(Recorded data)
● ● ● ● ● ● ●
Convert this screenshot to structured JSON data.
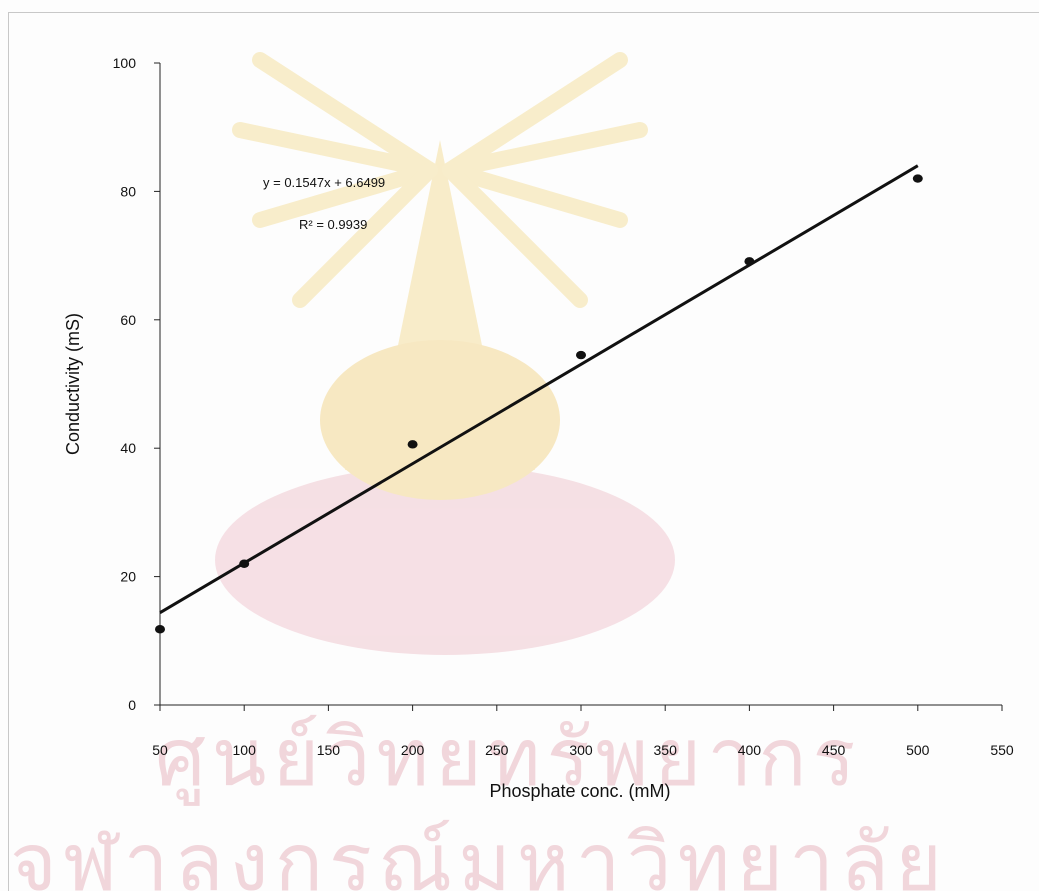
{
  "chart_data": {
    "type": "scatter",
    "title": "",
    "xlabel": "Phosphate conc. (mM)",
    "ylabel": "Conductivity (mS)",
    "xlim": [
      50,
      550
    ],
    "ylim": [
      0,
      100
    ],
    "x_ticks": [
      50,
      100,
      150,
      200,
      250,
      300,
      350,
      400,
      450,
      500,
      550
    ],
    "y_ticks": [
      0,
      20,
      40,
      60,
      80,
      100
    ],
    "grid": false,
    "series": [
      {
        "x": [
          50,
          100,
          200,
          300,
          400,
          500
        ],
        "y": [
          11.8,
          22,
          40.6,
          54.5,
          69.1,
          82
        ]
      }
    ],
    "trendline": {
      "type": "linear",
      "slope": 0.1547,
      "intercept": 6.6499,
      "x_range": [
        50,
        500
      ],
      "equation_label": "y = 0.1547x + 6.6499",
      "r2_label": "R² = 0.9939"
    },
    "colors": {
      "points": "#111111",
      "trendline": "#111111",
      "watermark_yellow": "#f7e8b8",
      "watermark_pink": "#f3d7dd"
    }
  },
  "watermark": {
    "line1": "ศูนย์วิทยทรัพยากร",
    "line2": "จุฬาลงกรณ์มหาวิทยาลัย"
  }
}
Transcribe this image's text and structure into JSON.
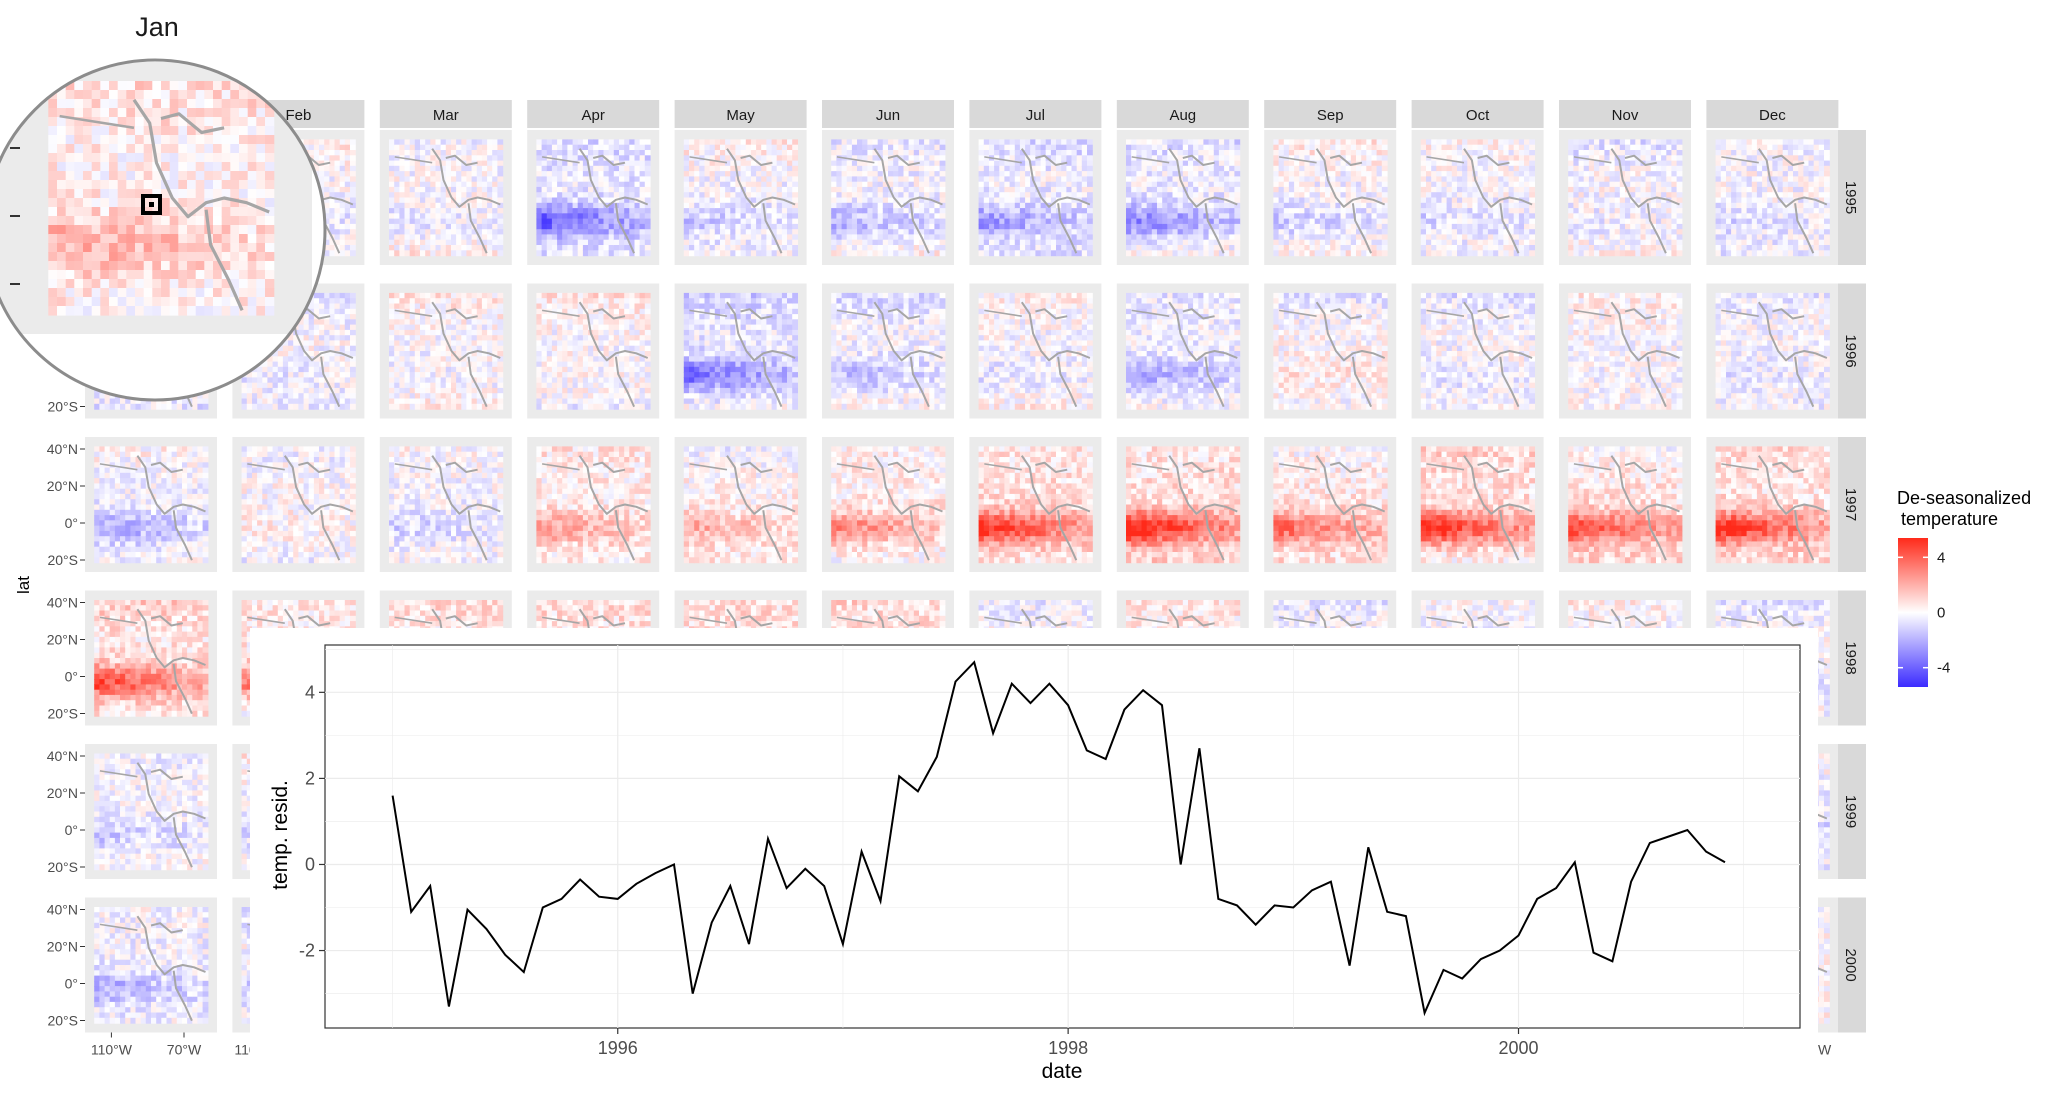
{
  "facet_grid": {
    "months": [
      "Jan",
      "Feb",
      "Mar",
      "Apr",
      "May",
      "Jun",
      "Jul",
      "Aug",
      "Sep",
      "Oct",
      "Nov",
      "Dec"
    ],
    "years": [
      "1995",
      "1996",
      "1997",
      "1998",
      "1999",
      "2000"
    ],
    "y_axis_label": "lat",
    "lat_ticks": [
      "40°N",
      "20°N",
      "0°",
      "20°S"
    ],
    "lon_ticks": [
      "110°W",
      "70°W"
    ],
    "partial_lon_tick": "110°",
    "partial_right_lon_tick": "W",
    "colors": {
      "low": "#3b2bff",
      "mid": "#ffffff",
      "high": "#ff2a1a",
      "strip": "#d9d9d9",
      "panel_bg": "#ebebeb",
      "coast": "#a6a6a6"
    }
  },
  "legend": {
    "title_line1": "De-seasonalized",
    "title_line2": "temperature",
    "tick_labels": [
      "4",
      "0",
      "-4"
    ],
    "tick_values": [
      4,
      0,
      -4
    ],
    "limits": [
      -5.4,
      5.4
    ]
  },
  "zoom": {
    "title": "Jan",
    "description_marker": "selected pixel"
  },
  "chart_data": {
    "type": "line",
    "xlabel": "date",
    "ylabel": "temp. resid.",
    "x_ticks": [
      "1996",
      "1998",
      "2000"
    ],
    "y_ticks": [
      "4",
      "2",
      "0",
      "-2"
    ],
    "xlim": [
      1994.7,
      2001.25
    ],
    "ylim": [
      -3.8,
      5.1
    ],
    "grid": true,
    "x": [
      1995.0,
      1995.083,
      1995.167,
      1995.25,
      1995.333,
      1995.417,
      1995.5,
      1995.583,
      1995.667,
      1995.75,
      1995.833,
      1995.917,
      1996.0,
      1996.083,
      1996.167,
      1996.25,
      1996.333,
      1996.417,
      1996.5,
      1996.583,
      1996.667,
      1996.75,
      1996.833,
      1996.917,
      1997.0,
      1997.083,
      1997.167,
      1997.25,
      1997.333,
      1997.417,
      1997.5,
      1997.583,
      1997.667,
      1997.75,
      1997.833,
      1997.917,
      1998.0,
      1998.083,
      1998.167,
      1998.25,
      1998.333,
      1998.417,
      1998.5,
      1998.583,
      1998.667,
      1998.75,
      1998.833,
      1998.917,
      1999.0,
      1999.083,
      1999.167,
      1999.25,
      1999.333,
      1999.417,
      1999.5,
      1999.583,
      1999.667,
      1999.75,
      1999.833,
      1999.917,
      2000.0,
      2000.083,
      2000.167,
      2000.25,
      2000.333,
      2000.417,
      2000.5,
      2000.583,
      2000.667,
      2000.75,
      2000.833,
      2000.917
    ],
    "y": [
      1.6,
      -1.1,
      -0.5,
      -3.3,
      -1.05,
      -1.5,
      -2.1,
      -2.5,
      -1.0,
      -0.8,
      -0.35,
      -0.75,
      -0.8,
      -0.45,
      -0.2,
      0.0,
      -3.0,
      -1.35,
      -0.5,
      -1.85,
      0.6,
      -0.55,
      -0.1,
      -0.5,
      -1.85,
      0.3,
      -0.85,
      2.05,
      1.7,
      2.5,
      4.25,
      4.7,
      3.05,
      4.2,
      3.75,
      4.2,
      3.7,
      2.65,
      2.45,
      3.6,
      4.05,
      3.7,
      0.0,
      2.7,
      -0.8,
      -0.95,
      -1.4,
      -0.95,
      -1.0,
      -0.6,
      -0.4,
      -2.35,
      0.4,
      -1.1,
      -1.2,
      -3.45,
      -2.45,
      -2.65,
      -2.2,
      -2.0,
      -1.65,
      -0.8,
      -0.55,
      0.05,
      -2.05,
      -2.25,
      -0.4,
      0.5,
      0.65,
      0.8,
      0.3,
      0.05
    ]
  }
}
● ● ● ● ● ● ●
== What the exercise asks ==
Give all the lines above again, character for character, without pictures.

== Solution for this exercise ==
Convert this screenshot to structured JSON data.
{
  "chart_data": {
    "type": "scatter",
    "title": "",
    "xlabel": "Phosphate conc. (mM)",
    "ylabel": "Conductivity (mS)",
    "xlim": [
      50,
      550
    ],
    "ylim": [
      0,
      100
    ],
    "x_ticks": [
      50,
      100,
      150,
      200,
      250,
      300,
      350,
      400,
      450,
      500,
      550
    ],
    "y_ticks": [
      0,
      20,
      40,
      60,
      80,
      100
    ],
    "grid": false,
    "series": [
      {
        "x": [
          50,
          100,
          200,
          300,
          400,
          500
        ],
        "y": [
          11.8,
          22,
          40.6,
          54.5,
          69.1,
          82
        ]
      }
    ],
    "trendline": {
      "type": "linear",
      "slope": 0.1547,
      "intercept": 6.6499,
      "x_range": [
        50,
        500
      ],
      "equation_label": "y = 0.1547x + 6.6499",
      "r2_label": "R² = 0.9939"
    },
    "colors": {
      "points": "#111111",
      "trendline": "#111111",
      "watermark_yellow": "#f7e8b8",
      "watermark_pink": "#f3d7dd"
    }
  },
  "watermark": {
    "line1": "ศูนย์วิทยทรัพยากร",
    "line2": "จุฬาลงกรณ์มหาวิทยาลัย"
  }
}
Transcribe this image's text and structure into JSON.
{
  "facet_grid": {
    "months": [
      "Jan",
      "Feb",
      "Mar",
      "Apr",
      "May",
      "Jun",
      "Jul",
      "Aug",
      "Sep",
      "Oct",
      "Nov",
      "Dec"
    ],
    "years": [
      "1995",
      "1996",
      "1997",
      "1998",
      "1999",
      "2000"
    ],
    "y_axis_label": "lat",
    "lat_ticks": [
      "40°N",
      "20°N",
      "0°",
      "20°S"
    ],
    "lon_ticks": [
      "110°W",
      "70°W"
    ],
    "partial_lon_tick": "110°",
    "partial_right_lon_tick": "W",
    "colors": {
      "low": "#3b2bff",
      "mid": "#ffffff",
      "high": "#ff2a1a",
      "strip": "#d9d9d9",
      "panel_bg": "#ebebeb",
      "coast": "#a6a6a6"
    }
  },
  "legend": {
    "title_line1": "De-seasonalized",
    "title_line2": "temperature",
    "tick_labels": [
      "4",
      "0",
      "-4"
    ],
    "tick_values": [
      4,
      0,
      -4
    ],
    "limits": [
      -5.4,
      5.4
    ]
  },
  "zoom": {
    "title": "Jan",
    "description_marker": "selected pixel"
  },
  "chart_data": {
    "type": "line",
    "xlabel": "date",
    "ylabel": "temp. resid.",
    "x_ticks": [
      "1996",
      "1998",
      "2000"
    ],
    "y_ticks": [
      "4",
      "2",
      "0",
      "-2"
    ],
    "xlim": [
      1994.7,
      2001.25
    ],
    "ylim": [
      -3.8,
      5.1
    ],
    "grid": true,
    "x": [
      1995.0,
      1995.083,
      1995.167,
      1995.25,
      1995.333,
      1995.417,
      1995.5,
      1995.583,
      1995.667,
      1995.75,
      1995.833,
      1995.917,
      1996.0,
      1996.083,
      1996.167,
      1996.25,
      1996.333,
      1996.417,
      1996.5,
      1996.583,
      1996.667,
      1996.75,
      1996.833,
      1996.917,
      1997.0,
      1997.083,
      1997.167,
      1997.25,
      1997.333,
      1997.417,
      1997.5,
      1997.583,
      1997.667,
      1997.75,
      1997.833,
      1997.917,
      1998.0,
      1998.083,
      1998.167,
      1998.25,
      1998.333,
      1998.417,
      1998.5,
      1998.583,
      1998.667,
      1998.75,
      1998.833,
      1998.917,
      1999.0,
      1999.083,
      1999.167,
      1999.25,
      1999.333,
      1999.417,
      1999.5,
      1999.583,
      1999.667,
      1999.75,
      1999.833,
      1999.917,
      2000.0,
      2000.083,
      2000.167,
      2000.25,
      2000.333,
      2000.417,
      2000.5,
      2000.583,
      2000.667,
      2000.75,
      2000.833,
      2000.917
    ],
    "y": [
      1.6,
      -1.1,
      -0.5,
      -3.3,
      -1.05,
      -1.5,
      -2.1,
      -2.5,
      -1.0,
      -0.8,
      -0.35,
      -0.75,
      -0.8,
      -0.45,
      -0.2,
      0.0,
      -3.0,
      -1.35,
      -0.5,
      -1.85,
      0.6,
      -0.55,
      -0.1,
      -0.5,
      -1.85,
      0.3,
      -0.85,
      2.05,
      1.7,
      2.5,
      4.25,
      4.7,
      3.05,
      4.2,
      3.75,
      4.2,
      3.7,
      2.65,
      2.45,
      3.6,
      4.05,
      3.7,
      0.0,
      2.7,
      -0.8,
      -0.95,
      -1.4,
      -0.95,
      -1.0,
      -0.6,
      -0.4,
      -2.35,
      0.4,
      -1.1,
      -1.2,
      -3.45,
      -2.45,
      -2.65,
      -2.2,
      -2.0,
      -1.65,
      -0.8,
      -0.55,
      0.05,
      -2.05,
      -2.25,
      -0.4,
      0.5,
      0.65,
      0.8,
      0.3,
      0.05
    ]
  }
}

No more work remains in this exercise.